List, from the lines below, each one with "Stack" in it.

____________________

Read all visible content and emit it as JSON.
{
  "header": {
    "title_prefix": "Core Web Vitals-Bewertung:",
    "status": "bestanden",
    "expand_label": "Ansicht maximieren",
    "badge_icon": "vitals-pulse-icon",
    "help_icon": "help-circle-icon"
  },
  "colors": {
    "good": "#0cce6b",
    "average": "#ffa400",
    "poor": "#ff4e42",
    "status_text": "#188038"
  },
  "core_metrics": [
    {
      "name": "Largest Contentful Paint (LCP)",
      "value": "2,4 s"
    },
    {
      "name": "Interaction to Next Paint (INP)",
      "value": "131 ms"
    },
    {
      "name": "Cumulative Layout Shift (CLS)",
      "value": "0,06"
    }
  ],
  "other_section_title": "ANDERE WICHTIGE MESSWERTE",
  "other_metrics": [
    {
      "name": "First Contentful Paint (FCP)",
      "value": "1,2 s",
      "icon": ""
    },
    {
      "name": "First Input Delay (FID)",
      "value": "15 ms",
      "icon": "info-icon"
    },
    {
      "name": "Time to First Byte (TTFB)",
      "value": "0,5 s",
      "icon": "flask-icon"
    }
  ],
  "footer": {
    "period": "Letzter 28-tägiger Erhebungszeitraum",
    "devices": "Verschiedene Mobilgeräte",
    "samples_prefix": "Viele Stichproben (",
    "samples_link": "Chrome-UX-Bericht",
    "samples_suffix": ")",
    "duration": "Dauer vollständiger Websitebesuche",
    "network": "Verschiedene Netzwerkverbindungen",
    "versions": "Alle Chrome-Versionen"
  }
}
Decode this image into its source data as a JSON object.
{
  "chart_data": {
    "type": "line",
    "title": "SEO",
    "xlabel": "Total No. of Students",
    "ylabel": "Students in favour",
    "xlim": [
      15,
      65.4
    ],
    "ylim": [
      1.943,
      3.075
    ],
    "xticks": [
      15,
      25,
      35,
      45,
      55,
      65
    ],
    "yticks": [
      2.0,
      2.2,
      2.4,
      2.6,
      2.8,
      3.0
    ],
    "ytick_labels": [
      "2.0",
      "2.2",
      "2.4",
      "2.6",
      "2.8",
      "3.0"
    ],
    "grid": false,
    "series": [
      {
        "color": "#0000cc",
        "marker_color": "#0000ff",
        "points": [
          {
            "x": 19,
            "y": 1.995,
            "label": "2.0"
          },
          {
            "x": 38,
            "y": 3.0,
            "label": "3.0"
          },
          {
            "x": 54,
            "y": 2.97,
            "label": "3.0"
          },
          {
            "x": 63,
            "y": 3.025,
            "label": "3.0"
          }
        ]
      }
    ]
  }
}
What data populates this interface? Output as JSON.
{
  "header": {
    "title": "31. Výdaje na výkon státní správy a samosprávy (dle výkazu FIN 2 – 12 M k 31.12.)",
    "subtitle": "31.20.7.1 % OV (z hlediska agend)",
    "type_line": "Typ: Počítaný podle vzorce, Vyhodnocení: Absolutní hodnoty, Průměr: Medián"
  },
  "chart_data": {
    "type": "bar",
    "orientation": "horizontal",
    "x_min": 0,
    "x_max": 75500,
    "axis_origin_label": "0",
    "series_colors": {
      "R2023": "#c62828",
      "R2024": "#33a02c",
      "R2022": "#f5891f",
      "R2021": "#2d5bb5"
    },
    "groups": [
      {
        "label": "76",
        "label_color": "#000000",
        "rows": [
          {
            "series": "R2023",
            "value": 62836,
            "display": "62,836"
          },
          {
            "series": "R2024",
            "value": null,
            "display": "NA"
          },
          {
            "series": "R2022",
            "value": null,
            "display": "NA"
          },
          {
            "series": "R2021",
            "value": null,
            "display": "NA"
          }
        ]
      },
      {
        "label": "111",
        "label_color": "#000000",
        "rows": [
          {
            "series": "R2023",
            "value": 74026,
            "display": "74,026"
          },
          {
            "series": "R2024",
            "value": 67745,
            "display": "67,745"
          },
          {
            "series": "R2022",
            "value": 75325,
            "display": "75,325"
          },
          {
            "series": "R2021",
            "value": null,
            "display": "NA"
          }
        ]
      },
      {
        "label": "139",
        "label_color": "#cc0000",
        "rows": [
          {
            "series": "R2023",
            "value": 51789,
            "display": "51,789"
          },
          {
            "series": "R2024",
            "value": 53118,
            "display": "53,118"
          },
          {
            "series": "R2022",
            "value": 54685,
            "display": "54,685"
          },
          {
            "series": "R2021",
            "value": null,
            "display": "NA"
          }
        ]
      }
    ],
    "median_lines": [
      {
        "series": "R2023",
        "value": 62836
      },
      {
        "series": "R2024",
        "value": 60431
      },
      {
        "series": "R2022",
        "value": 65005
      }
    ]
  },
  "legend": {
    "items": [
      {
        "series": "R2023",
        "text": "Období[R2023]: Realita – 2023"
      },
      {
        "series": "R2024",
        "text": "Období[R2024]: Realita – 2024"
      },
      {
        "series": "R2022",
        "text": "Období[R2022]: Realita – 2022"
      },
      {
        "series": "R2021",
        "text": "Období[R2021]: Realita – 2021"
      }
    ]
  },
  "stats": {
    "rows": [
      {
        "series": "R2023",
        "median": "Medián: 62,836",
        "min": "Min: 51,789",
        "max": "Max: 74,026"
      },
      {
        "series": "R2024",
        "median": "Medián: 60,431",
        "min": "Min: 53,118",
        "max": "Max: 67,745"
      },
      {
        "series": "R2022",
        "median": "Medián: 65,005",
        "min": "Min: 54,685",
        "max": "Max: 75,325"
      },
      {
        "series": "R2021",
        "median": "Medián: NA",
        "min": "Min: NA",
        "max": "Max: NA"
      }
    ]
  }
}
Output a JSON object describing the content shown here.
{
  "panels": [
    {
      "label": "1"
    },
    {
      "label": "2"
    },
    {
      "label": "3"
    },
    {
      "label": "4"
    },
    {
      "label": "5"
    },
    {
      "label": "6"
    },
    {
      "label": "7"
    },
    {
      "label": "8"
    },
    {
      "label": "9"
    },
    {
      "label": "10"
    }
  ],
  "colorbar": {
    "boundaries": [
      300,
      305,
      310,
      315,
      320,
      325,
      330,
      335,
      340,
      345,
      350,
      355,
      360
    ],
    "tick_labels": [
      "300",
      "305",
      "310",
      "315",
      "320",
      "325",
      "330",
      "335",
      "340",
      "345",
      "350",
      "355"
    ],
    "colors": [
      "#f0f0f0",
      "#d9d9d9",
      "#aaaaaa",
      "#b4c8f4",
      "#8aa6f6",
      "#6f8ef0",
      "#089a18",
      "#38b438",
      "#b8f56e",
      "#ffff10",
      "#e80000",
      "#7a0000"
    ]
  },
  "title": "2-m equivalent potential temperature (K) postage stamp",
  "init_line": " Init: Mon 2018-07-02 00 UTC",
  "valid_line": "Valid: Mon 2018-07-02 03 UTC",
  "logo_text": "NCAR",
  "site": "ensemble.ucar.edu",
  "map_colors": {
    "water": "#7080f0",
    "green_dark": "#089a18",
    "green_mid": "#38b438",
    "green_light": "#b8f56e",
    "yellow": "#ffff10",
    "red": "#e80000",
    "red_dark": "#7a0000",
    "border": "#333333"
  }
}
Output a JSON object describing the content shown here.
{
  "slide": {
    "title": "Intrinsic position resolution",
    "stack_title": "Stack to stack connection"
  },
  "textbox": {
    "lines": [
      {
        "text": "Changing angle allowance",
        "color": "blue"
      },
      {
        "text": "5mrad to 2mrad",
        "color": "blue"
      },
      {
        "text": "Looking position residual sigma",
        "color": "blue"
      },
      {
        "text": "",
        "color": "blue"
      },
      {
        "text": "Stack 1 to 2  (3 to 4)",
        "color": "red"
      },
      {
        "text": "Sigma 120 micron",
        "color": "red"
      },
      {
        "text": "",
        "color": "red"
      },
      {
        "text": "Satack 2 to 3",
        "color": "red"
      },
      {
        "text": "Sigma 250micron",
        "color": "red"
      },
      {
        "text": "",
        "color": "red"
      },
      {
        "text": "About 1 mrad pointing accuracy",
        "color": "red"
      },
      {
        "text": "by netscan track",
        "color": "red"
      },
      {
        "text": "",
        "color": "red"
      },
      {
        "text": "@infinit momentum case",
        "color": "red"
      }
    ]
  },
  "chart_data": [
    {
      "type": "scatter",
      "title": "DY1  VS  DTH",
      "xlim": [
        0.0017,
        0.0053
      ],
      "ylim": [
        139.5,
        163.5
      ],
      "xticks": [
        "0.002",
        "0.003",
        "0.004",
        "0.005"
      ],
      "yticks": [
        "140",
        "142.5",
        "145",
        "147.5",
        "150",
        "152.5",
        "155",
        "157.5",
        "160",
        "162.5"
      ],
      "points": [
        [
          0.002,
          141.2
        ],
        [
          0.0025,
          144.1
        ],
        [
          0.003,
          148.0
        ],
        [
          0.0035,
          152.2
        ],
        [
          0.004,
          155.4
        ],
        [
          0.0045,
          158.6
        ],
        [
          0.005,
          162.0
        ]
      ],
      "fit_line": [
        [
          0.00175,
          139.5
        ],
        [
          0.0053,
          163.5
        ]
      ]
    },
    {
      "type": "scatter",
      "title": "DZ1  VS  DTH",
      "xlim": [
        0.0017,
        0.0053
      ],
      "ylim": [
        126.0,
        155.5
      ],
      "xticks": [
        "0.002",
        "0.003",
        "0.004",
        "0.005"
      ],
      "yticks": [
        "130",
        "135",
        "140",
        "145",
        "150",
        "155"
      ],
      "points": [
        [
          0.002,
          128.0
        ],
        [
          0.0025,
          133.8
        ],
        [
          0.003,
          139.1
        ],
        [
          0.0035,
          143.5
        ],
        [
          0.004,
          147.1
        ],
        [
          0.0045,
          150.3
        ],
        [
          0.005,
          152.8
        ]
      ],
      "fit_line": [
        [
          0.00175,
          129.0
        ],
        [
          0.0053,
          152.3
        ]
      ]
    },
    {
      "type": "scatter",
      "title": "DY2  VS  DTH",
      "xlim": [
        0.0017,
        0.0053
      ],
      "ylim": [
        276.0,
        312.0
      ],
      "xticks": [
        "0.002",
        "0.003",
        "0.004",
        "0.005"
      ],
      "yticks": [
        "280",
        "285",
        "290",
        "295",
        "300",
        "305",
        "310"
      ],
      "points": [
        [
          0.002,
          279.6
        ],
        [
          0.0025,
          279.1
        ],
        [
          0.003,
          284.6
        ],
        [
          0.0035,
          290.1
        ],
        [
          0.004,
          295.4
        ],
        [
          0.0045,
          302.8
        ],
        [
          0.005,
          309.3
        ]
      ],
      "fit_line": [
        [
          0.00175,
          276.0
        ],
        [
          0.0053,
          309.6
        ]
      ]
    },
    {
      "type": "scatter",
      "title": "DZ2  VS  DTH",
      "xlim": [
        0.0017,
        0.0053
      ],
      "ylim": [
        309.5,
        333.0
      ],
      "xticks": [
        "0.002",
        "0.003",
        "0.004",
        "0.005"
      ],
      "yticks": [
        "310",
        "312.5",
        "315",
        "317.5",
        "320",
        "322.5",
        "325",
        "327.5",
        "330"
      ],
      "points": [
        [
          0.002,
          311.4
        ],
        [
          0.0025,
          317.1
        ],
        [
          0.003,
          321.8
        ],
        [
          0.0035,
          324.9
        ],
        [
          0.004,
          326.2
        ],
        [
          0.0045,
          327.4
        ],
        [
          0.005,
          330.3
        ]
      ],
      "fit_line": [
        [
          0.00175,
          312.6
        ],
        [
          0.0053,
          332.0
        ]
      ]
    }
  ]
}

____________________

(Full solution)
    "stack_title": "Stack to stack connection"
        "text": "Stack 1 to 2  (3 to 4)",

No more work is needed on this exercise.